▶ _Stated problem_:
Output each entry exactly; skip nothing.

▶ _Exercise materials_:
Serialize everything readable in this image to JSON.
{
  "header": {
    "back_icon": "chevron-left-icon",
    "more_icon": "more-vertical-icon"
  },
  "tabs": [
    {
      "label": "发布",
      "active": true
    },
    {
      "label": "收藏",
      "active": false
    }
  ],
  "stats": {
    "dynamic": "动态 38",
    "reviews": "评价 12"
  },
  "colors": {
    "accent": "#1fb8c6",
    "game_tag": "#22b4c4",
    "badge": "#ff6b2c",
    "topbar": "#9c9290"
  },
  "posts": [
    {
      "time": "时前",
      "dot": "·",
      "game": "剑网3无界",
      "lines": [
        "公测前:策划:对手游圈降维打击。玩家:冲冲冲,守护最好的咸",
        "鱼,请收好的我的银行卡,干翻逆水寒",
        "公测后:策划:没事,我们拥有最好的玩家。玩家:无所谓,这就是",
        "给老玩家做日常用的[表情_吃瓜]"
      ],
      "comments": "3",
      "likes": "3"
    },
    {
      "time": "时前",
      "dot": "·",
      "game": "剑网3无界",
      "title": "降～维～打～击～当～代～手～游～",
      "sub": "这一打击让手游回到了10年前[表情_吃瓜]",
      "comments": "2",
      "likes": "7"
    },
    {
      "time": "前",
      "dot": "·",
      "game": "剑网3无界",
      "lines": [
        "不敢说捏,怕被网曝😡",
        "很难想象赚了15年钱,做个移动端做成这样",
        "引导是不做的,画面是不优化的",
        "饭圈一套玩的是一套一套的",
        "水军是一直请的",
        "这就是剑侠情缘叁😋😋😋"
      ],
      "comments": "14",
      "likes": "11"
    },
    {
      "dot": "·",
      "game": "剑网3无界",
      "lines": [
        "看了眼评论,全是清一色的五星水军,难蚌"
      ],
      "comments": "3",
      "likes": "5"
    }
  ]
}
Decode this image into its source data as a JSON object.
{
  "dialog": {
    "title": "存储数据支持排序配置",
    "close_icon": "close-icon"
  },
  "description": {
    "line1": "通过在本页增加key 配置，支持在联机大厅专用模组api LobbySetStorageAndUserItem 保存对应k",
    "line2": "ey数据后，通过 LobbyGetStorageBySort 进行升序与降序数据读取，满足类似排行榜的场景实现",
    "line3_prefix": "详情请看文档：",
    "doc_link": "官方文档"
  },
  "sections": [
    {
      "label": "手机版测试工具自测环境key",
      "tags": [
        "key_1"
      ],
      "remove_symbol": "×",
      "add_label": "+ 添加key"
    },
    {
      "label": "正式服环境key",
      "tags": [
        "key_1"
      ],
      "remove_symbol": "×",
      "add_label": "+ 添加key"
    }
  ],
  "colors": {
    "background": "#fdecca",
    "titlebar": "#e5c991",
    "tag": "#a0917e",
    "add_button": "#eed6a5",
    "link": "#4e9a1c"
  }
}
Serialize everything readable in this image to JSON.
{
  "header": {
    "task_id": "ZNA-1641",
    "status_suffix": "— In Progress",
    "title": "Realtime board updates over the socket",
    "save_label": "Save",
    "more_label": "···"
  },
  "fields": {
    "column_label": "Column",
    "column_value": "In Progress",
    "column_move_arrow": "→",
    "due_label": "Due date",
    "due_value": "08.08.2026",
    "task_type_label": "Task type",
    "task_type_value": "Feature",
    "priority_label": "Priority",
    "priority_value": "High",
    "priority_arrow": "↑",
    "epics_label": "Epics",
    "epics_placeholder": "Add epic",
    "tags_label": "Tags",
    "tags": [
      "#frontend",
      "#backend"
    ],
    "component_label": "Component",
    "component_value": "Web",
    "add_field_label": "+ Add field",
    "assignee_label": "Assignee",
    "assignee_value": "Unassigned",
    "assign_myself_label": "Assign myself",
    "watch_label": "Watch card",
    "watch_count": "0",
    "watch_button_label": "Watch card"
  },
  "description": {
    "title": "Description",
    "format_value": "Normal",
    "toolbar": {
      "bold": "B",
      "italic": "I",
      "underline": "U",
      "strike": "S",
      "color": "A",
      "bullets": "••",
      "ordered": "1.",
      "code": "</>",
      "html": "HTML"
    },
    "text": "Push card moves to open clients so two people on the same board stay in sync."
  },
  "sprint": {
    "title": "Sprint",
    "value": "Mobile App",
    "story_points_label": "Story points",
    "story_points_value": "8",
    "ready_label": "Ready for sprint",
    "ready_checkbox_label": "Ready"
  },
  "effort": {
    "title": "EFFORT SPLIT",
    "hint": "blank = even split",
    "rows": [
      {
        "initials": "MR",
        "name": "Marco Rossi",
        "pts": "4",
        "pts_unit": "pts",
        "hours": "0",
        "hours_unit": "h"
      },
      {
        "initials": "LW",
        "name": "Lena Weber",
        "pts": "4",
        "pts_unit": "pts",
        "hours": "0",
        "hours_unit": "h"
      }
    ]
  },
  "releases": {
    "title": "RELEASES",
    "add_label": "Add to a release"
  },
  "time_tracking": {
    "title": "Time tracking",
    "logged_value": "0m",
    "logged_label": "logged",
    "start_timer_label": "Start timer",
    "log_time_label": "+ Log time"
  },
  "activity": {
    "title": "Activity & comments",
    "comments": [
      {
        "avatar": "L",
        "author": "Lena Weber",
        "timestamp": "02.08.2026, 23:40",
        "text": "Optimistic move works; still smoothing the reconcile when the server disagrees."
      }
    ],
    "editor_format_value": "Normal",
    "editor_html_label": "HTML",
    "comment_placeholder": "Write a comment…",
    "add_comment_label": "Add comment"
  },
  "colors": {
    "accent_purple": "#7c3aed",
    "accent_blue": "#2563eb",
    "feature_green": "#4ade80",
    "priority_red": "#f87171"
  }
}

▶ _Final result_:
Serialize everything readable in this image to JSON.
{
  "header": {
    "back_icon": "chevron-left-icon",
    "more_icon": "more-vertical-icon"
  },
  "tabs": [
    {
      "label": "发布",
      "active": true
    },
    {
      "label": "收藏",
      "active": false
    }
  ],
  "stats": {
    "dynamic": "动态 38",
    "reviews": "评价 12"
  },
  "colors": {
    "accent": "#1fb8c6",
    "game_tag": "#22b4c4",
    "badge": "#ff6b2c",
    "topbar": "#9c9290"
  },
  "posts": [
    {
      "time": "时前",
      "dot": "·",
      "game": "剑网3无界",
      "lines": [
        "公测前:策划:对手游圈降维打击。玩家:冲冲冲,守护最好的咸",
        "鱼,请收好的我的银行卡,干翻逆水寒",
        "公测后:策划:没事,我们拥有最好的玩家。玩家:无所谓,这就是",
        "给老玩家做日常用的[表情_吃瓜]"
      ],
      "comments": "3",
      "likes": "3"
    },
    {
      "time": "时前",
      "dot": "·",
      "game": "剑网3无界",
      "title": "降～维～打～击～当～代～手～游～",
      "sub": "这一打击让手游回到了10年前[表情_吃瓜]",
      "comments": "2",
      "likes": "7"
    },
    {
      "time": "前",
      "dot": "·",
      "game": "剑网3无界",
      "lines": [
        "不敢说捏,怕被网曝😡",
        "很难想象赚了15年钱,做个移动端做成这样",
        "引导是不做的,画面是不优化的",
        "饭圈一套玩的是一套一套的",
        "水军是一直请的",
        "这就是剑侠情缘叁😋😋😋"
      ],
      "comments": "14",
      "likes": "11"
    },
    {
      "dot": "·",
      "game": "剑网3无界",
      "lines": [
        "看了眼评论,全是清一色的五星水军,难蚌"
      ],
      "comments": "3",
      "likes": "5"
    }
  ]
}
Decode this image into its source data as a JSON object.
{
  "dialog": {
    "title": "存储数据支持排序配置",
    "close_icon": "close-icon"
  },
  "description": {
    "line1": "通过在本页增加key 配置，支持在联机大厅专用模组api LobbySetStorageAndUserItem 保存对应k",
    "line2": "ey数据后，通过 LobbyGetStorageBySort 进行升序与降序数据读取，满足类似排行榜的场景实现",
    "line3_prefix": "详情请看文档：",
    "doc_link": "官方文档"
  },
  "sections": [
    {
      "label": "手机版测试工具自测环境key",
      "tags": [
        "key_1"
      ],
      "remove_symbol": "×",
      "add_label": "+ 添加key"
    },
    {
      "label": "正式服环境key",
      "tags": [
        "key_1"
      ],
      "remove_symbol": "×",
      "add_label": "+ 添加key"
    }
  ],
  "colors": {
    "background": "#fdecca",
    "titlebar": "#e5c991",
    "tag": "#a0917e",
    "add_button": "#eed6a5",
    "link": "#4e9a1c"
  }
}
Serialize everything readable in this image to JSON.
{
  "header": {
    "task_id": "ZNA-1641",
    "status_suffix": "— In Progress",
    "title": "Realtime board updates over the socket",
    "save_label": "Save",
    "more_label": "···"
  },
  "fields": {
    "column_label": "Column",
    "column_value": "In Progress",
    "column_move_arrow": "→",
    "due_label": "Due date",
    "due_value": "08.08.2026",
    "task_type_label": "Task type",
    "task_type_value": "Feature",
    "priority_label": "Priority",
    "priority_value": "High",
    "priority_arrow": "↑",
    "epics_label": "Epics",
    "epics_placeholder": "Add epic",
    "tags_label": "Tags",
    "tags": [
      "#frontend",
      "#backend"
    ],
    "component_label": "Component",
    "component_value": "Web",
    "add_field_label": "+ Add field",
    "assignee_label": "Assignee",
    "assignee_value": "Unassigned",
    "assign_myself_label": "Assign myself",
    "watch_label": "Watch card",
    "watch_count": "0",
    "watch_button_label": "Watch card"
  },
  "description": {
    "title": "Description",
    "format_value": "Normal",
    "toolbar": {
      "bold": "B",
      "italic": "I",
      "underline": "U",
      "strike": "S",
      "color": "A",
      "bullets": "••",
      "ordered": "1.",
      "code": "</>",
      "html": "HTML"
    },
    "text": "Push card moves to open clients so two people on the same board stay in sync."
  },
  "sprint": {
    "title": "Sprint",
    "value": "Mobile App",
    "story_points_label": "Story points",
    "story_points_value": "8",
    "ready_label": "Ready for sprint",
    "ready_checkbox_label": "Ready"
  },
  "effort": {
    "title": "EFFORT SPLIT",
    "hint": "blank = even split",
    "rows": [
      {
        "initials": "MR",
        "name": "Marco Rossi",
        "pts": "4",
        "pts_unit": "pts",
        "hours": "0",
        "hours_unit": "h"
      },
      {
        "initials": "LW",
        "name": "Lena Weber",
        "pts": "4",
        "pts_unit": "pts",
        "hours": "0",
        "hours_unit": "h"
      }
    ]
  },
  "releases": {
    "title": "RELEASES",
    "add_label": "Add to a release"
  },
  "time_tracking": {
    "title": "Time tracking",
    "logged_value": "0m",
    "logged_label": "logged",
    "start_timer_label": "Start timer",
    "log_time_label": "+ Log time"
  },
  "activity": {
    "title": "Activity & comments",
    "comments": [
      {
        "avatar": "L",
        "author": "Lena Weber",
        "timestamp": "02.08.2026, 23:40",
        "text": "Optimistic move works; still smoothing the reconcile when the server disagrees."
      }
    ],
    "editor_format_value": "Normal",
    "editor_html_label": "HTML",
    "comment_placeholder": "Write a comment…",
    "add_comment_label": "Add comment"
  },
  "colors": {
    "accent_purple": "#7c3aed",
    "accent_blue": "#2563eb",
    "feature_green": "#4ade80",
    "priority_red": "#f87171"
  }
}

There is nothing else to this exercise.